Work to complete » Every line with the word "text" in it should be extracted from the data that follows.

[Records]
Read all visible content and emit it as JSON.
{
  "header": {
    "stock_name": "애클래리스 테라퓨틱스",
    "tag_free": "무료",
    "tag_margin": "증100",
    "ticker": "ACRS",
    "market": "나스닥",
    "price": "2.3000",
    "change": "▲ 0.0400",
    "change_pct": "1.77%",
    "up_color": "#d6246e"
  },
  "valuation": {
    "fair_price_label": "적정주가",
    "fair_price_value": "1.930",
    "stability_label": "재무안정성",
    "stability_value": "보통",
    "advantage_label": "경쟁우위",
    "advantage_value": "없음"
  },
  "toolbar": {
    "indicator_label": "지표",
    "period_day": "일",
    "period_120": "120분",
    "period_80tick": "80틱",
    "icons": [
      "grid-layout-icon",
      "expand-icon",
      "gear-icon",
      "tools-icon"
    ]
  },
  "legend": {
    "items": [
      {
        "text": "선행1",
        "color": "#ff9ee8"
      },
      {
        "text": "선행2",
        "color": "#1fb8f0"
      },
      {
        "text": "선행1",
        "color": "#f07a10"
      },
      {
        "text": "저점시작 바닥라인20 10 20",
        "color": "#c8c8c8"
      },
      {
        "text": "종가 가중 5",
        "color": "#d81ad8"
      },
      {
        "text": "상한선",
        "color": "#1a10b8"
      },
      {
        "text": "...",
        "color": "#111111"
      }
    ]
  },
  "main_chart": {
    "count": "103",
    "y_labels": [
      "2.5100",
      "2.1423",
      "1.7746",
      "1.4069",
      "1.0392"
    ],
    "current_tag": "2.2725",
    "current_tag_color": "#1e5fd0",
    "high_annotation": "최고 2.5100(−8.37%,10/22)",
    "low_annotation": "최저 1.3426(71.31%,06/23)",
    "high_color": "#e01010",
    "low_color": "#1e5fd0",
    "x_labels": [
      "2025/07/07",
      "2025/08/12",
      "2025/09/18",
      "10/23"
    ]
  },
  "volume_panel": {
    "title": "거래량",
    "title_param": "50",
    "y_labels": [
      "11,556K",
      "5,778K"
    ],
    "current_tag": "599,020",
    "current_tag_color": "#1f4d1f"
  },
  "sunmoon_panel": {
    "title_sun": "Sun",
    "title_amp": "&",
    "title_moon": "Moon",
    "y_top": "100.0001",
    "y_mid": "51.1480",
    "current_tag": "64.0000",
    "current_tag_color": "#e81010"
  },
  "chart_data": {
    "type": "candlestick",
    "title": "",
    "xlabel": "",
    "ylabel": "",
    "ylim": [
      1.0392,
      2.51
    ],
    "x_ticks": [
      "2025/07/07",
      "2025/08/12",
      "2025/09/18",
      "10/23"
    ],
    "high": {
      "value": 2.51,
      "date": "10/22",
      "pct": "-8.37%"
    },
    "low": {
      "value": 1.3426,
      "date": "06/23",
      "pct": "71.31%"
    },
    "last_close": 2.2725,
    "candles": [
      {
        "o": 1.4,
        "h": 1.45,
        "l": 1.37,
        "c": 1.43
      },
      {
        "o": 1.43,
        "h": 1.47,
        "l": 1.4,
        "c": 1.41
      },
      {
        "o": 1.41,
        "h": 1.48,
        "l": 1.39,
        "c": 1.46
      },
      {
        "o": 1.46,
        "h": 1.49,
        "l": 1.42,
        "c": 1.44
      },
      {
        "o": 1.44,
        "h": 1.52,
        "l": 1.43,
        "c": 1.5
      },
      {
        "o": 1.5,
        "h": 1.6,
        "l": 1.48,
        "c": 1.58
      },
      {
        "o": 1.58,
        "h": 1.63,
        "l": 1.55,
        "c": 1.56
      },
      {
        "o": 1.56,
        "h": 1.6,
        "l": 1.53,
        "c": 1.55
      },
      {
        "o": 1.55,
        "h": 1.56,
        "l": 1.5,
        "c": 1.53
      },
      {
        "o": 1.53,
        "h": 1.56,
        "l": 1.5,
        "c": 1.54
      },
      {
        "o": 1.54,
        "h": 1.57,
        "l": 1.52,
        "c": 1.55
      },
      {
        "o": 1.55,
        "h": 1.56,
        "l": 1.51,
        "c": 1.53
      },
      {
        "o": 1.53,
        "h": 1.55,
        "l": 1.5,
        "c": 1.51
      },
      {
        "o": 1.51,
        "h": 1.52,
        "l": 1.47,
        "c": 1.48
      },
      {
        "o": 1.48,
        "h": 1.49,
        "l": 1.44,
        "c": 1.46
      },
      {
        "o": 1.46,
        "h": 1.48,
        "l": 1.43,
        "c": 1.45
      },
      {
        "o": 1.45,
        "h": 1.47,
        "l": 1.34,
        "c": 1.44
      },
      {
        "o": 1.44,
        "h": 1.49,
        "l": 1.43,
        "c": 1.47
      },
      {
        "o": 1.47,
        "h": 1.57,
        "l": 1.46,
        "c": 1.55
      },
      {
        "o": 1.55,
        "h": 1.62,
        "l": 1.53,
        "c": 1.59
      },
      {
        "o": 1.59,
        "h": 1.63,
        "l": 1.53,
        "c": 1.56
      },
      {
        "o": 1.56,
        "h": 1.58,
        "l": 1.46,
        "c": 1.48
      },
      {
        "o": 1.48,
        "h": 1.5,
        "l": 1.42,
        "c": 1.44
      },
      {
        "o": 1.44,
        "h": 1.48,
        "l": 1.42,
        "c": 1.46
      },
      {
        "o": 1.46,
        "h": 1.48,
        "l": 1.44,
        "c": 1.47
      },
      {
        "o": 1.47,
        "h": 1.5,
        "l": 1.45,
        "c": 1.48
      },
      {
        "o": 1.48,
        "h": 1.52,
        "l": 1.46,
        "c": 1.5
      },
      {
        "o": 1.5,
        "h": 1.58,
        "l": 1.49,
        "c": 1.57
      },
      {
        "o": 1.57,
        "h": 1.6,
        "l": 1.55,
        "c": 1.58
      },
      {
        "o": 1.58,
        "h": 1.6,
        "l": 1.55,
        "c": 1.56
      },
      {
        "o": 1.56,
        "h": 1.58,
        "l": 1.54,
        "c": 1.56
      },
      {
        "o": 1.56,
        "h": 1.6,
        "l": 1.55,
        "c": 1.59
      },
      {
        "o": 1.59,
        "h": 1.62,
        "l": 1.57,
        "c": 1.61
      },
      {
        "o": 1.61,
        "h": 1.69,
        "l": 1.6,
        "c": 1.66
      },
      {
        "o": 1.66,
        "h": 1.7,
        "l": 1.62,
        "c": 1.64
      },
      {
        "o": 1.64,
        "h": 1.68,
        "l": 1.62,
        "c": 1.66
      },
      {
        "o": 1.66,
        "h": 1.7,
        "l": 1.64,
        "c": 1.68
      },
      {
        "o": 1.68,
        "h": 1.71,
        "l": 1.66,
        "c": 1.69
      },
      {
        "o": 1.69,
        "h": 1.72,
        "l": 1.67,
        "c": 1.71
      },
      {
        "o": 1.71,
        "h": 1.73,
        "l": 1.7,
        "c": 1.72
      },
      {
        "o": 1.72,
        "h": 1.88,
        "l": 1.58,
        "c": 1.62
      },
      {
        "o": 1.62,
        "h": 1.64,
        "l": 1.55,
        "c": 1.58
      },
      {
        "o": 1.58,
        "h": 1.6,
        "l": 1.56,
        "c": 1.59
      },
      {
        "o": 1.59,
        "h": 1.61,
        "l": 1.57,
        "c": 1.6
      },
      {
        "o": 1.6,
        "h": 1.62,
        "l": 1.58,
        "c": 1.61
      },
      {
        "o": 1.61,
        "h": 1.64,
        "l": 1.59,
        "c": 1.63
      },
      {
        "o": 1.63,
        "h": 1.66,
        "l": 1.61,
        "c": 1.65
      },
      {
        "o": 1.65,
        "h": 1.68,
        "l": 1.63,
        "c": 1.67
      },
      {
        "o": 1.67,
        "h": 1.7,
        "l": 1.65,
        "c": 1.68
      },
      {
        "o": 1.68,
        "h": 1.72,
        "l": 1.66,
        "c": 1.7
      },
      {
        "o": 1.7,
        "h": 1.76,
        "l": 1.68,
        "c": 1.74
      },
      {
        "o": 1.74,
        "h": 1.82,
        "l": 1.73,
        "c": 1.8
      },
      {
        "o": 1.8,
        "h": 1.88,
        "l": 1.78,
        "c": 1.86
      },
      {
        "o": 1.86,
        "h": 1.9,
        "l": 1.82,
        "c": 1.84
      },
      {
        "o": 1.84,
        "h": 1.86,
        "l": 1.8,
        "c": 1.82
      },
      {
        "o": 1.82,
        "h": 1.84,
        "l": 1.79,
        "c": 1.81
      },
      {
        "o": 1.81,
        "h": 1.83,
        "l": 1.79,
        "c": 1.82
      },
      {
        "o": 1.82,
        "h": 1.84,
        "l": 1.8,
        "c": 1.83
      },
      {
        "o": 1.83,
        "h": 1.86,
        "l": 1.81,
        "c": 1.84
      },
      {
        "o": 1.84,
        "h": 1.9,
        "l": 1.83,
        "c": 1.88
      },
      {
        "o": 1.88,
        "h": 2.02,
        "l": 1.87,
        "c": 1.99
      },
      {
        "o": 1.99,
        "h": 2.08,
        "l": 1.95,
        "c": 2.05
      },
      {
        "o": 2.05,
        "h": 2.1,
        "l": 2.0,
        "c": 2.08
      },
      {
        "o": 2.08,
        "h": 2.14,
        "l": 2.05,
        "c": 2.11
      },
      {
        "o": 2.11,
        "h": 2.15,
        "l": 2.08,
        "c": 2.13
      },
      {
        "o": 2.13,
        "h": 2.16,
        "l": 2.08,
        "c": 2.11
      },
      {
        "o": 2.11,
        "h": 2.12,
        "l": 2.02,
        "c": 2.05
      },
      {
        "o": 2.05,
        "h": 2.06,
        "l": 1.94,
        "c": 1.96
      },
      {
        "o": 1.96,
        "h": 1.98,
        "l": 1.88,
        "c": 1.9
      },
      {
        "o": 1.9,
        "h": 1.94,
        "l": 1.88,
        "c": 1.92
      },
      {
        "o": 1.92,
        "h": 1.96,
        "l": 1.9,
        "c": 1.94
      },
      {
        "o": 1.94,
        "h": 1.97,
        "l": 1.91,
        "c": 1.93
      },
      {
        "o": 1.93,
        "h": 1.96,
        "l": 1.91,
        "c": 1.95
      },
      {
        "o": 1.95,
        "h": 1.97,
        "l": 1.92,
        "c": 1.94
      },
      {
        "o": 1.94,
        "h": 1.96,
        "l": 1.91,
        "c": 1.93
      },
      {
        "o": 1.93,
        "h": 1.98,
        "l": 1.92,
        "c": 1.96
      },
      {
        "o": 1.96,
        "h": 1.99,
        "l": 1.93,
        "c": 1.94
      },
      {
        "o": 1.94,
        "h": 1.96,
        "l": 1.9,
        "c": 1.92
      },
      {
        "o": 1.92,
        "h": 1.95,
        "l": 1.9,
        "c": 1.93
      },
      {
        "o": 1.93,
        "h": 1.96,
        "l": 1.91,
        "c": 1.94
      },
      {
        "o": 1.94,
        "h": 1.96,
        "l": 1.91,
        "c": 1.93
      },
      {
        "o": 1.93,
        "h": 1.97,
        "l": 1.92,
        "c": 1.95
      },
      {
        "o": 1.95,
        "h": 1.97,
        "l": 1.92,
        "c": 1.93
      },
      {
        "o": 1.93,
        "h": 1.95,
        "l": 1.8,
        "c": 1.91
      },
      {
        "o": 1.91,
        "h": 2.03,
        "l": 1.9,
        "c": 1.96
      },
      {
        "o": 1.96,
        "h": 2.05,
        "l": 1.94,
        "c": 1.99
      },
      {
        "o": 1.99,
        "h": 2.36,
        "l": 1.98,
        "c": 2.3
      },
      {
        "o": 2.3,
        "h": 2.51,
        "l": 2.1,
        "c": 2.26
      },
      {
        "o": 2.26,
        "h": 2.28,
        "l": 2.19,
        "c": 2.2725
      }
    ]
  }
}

Expected answer »
        "text": "선행1",
        "text": "선행2",
        "text": "선행1",
        "text": "저점시작 바닥라인20 10 20",
        "text": "종가 가중 5",
        "text": "상한선",
        "text": "...",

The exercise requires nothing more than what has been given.